*Provided records*:
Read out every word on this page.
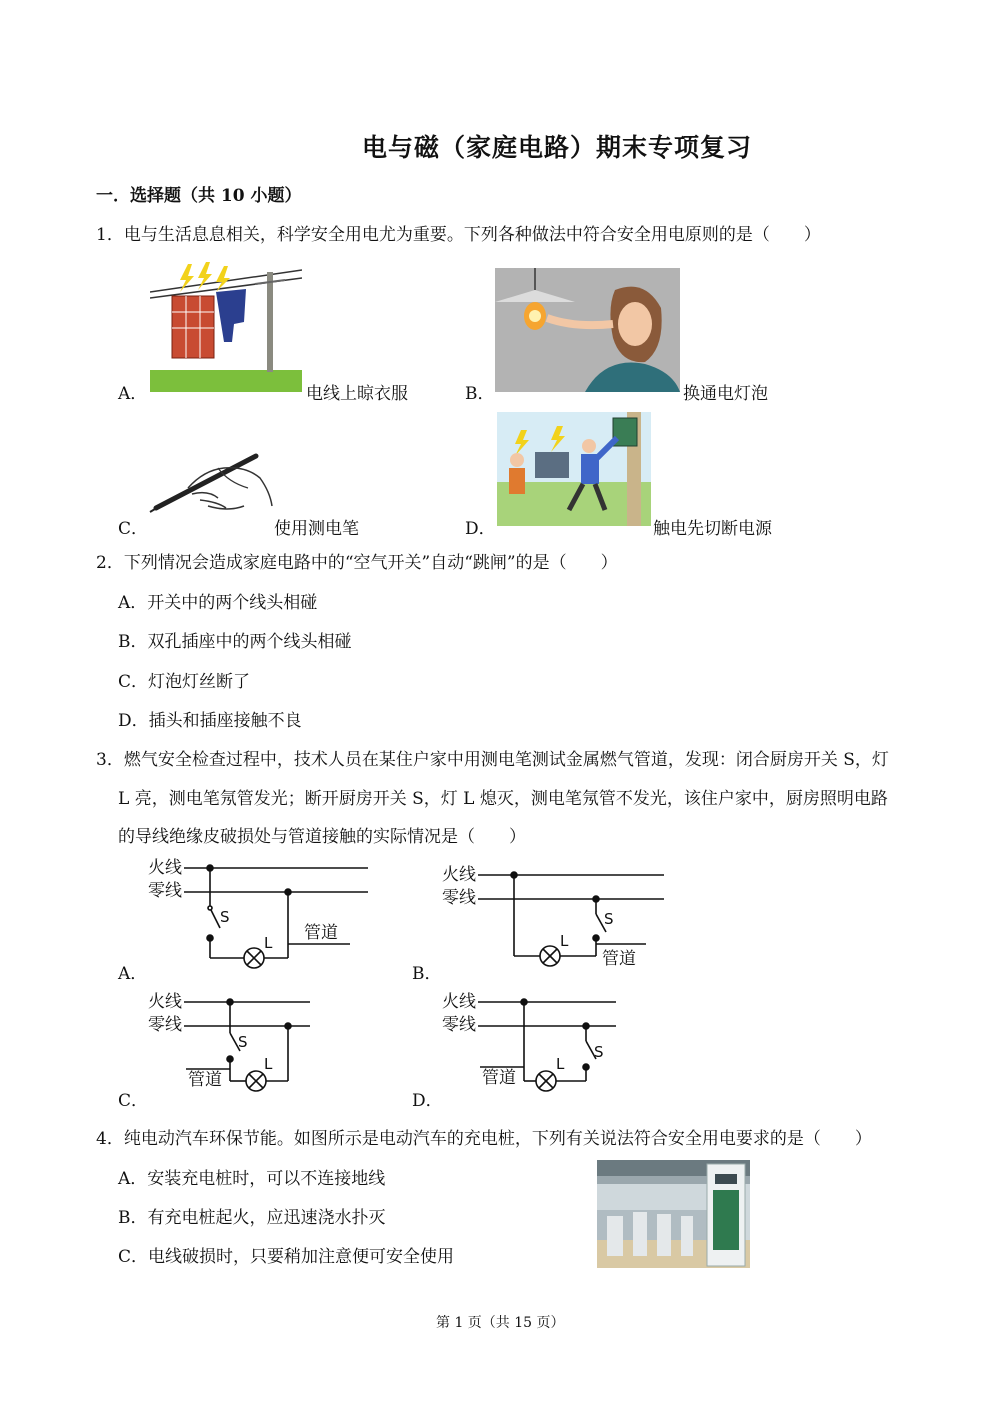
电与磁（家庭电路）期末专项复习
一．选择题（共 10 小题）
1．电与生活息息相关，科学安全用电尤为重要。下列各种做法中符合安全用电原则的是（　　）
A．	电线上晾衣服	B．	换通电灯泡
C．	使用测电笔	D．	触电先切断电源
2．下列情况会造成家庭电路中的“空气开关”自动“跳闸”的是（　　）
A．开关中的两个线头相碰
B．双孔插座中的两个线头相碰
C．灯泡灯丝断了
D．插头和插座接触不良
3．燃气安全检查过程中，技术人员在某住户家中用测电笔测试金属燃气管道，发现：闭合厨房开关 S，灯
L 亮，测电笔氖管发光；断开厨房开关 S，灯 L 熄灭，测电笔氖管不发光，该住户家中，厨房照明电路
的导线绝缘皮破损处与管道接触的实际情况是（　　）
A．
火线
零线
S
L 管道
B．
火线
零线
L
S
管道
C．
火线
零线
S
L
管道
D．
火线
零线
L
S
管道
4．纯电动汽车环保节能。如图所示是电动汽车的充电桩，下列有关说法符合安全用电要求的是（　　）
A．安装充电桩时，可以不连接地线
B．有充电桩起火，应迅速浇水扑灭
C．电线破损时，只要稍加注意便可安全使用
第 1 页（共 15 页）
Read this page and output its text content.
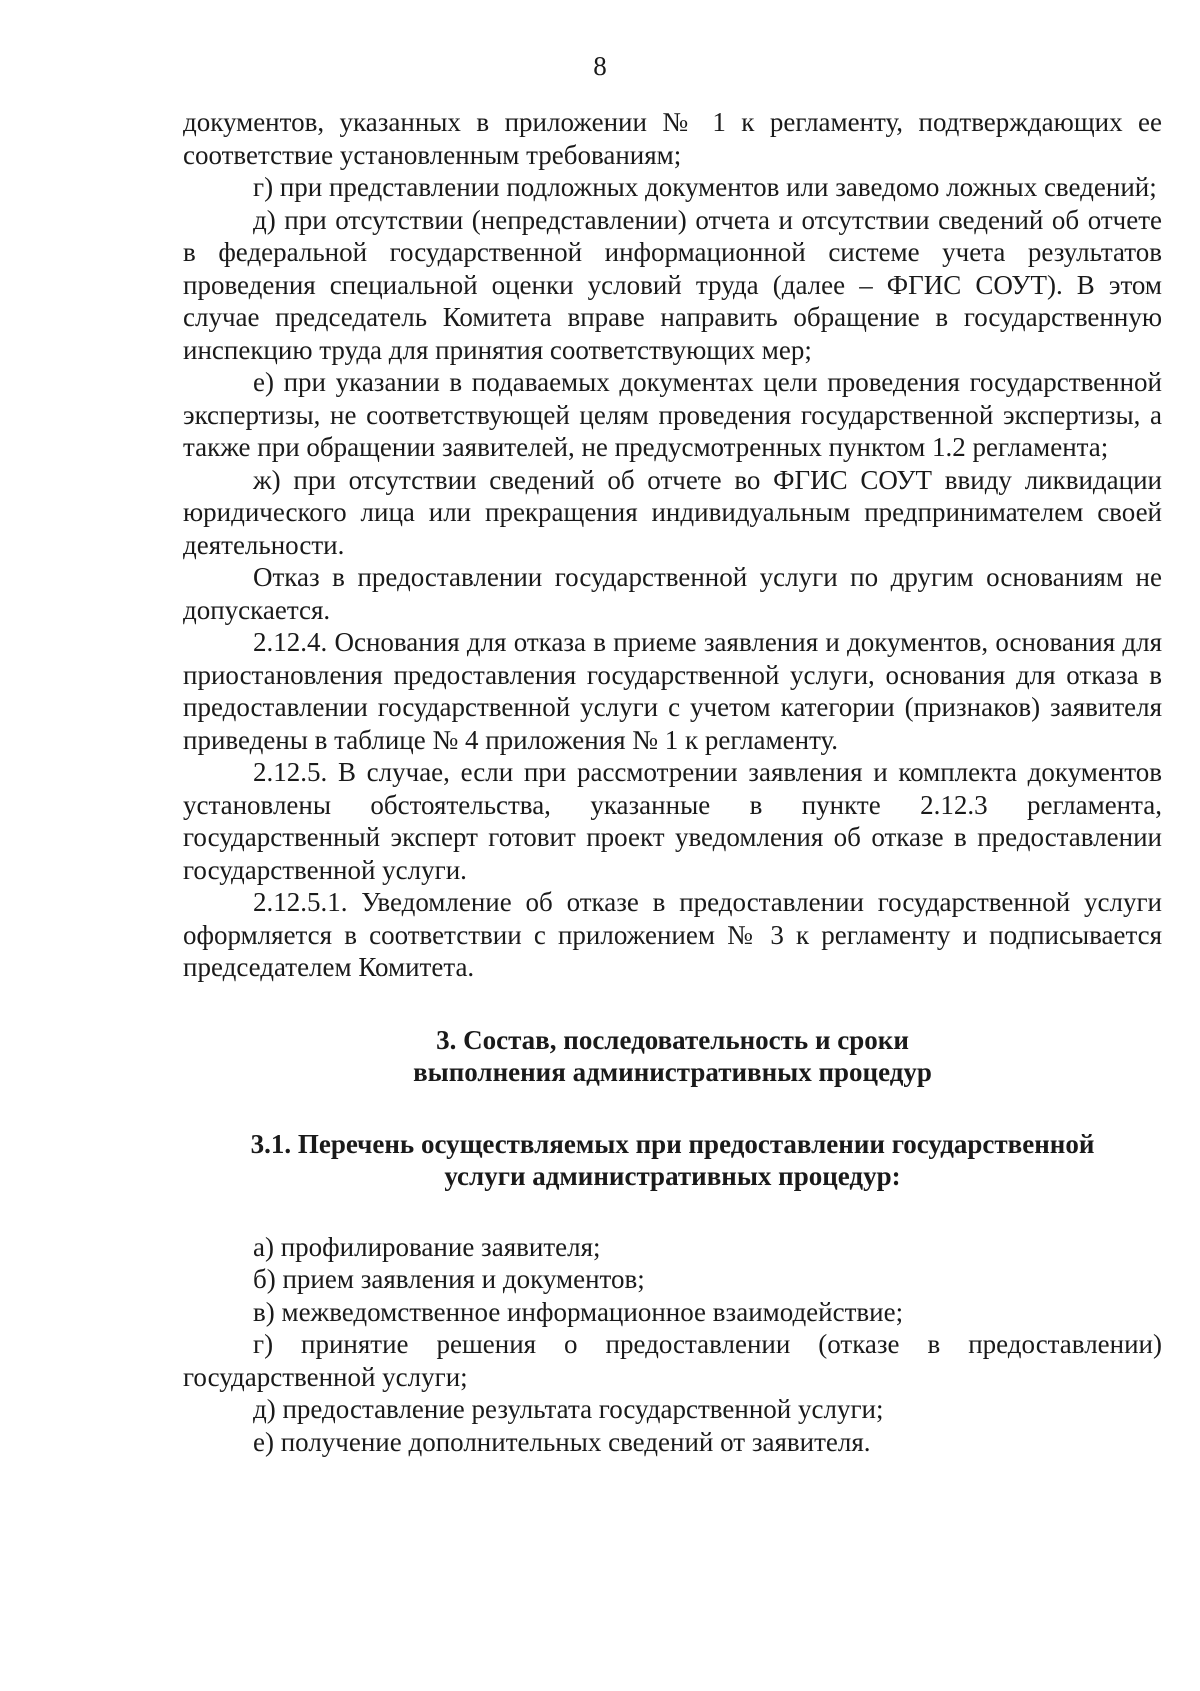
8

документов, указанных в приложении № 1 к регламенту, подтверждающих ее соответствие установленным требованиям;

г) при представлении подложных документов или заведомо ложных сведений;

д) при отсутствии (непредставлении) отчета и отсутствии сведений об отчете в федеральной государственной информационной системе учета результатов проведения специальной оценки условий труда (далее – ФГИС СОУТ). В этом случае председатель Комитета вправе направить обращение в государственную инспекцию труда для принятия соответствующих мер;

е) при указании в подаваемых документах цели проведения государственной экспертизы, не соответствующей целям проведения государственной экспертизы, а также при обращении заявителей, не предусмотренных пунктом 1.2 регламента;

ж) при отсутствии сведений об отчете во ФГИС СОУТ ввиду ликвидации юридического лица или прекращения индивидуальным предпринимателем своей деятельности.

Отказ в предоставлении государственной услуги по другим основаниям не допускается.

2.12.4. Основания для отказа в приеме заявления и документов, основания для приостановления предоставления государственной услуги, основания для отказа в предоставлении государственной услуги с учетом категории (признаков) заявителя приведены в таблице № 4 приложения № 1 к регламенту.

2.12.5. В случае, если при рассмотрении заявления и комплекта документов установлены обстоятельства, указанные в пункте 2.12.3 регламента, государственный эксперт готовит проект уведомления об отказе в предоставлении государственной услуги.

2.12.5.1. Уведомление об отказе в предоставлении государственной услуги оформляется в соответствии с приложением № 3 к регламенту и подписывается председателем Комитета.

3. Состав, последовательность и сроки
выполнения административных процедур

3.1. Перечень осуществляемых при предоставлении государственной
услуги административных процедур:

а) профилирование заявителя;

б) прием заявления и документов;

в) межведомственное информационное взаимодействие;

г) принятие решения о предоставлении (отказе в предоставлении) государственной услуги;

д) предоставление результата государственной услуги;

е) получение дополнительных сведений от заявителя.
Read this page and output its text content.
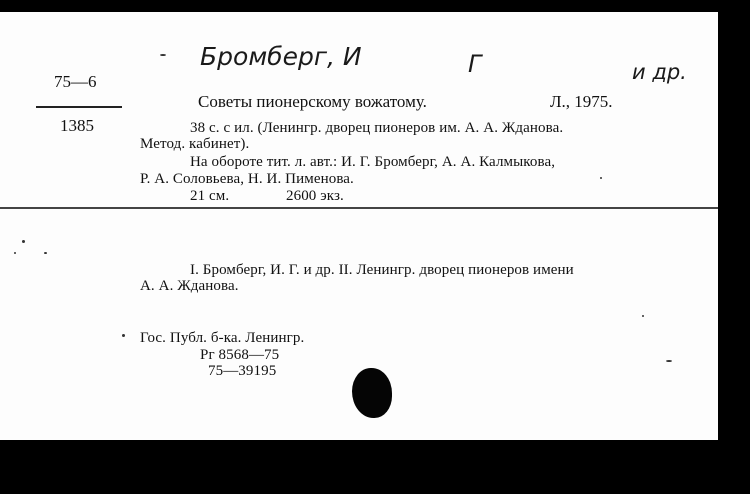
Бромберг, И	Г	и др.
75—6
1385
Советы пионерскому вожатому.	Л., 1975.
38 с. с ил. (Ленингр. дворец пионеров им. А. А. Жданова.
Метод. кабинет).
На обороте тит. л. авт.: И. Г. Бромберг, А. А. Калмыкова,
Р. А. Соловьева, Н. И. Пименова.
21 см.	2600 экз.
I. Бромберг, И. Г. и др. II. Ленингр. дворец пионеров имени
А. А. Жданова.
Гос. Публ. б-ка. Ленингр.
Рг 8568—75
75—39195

*Exercise requirements*: In the material above, tally every line with the string "сведений" in it, then give that number alone.

*Result*: 4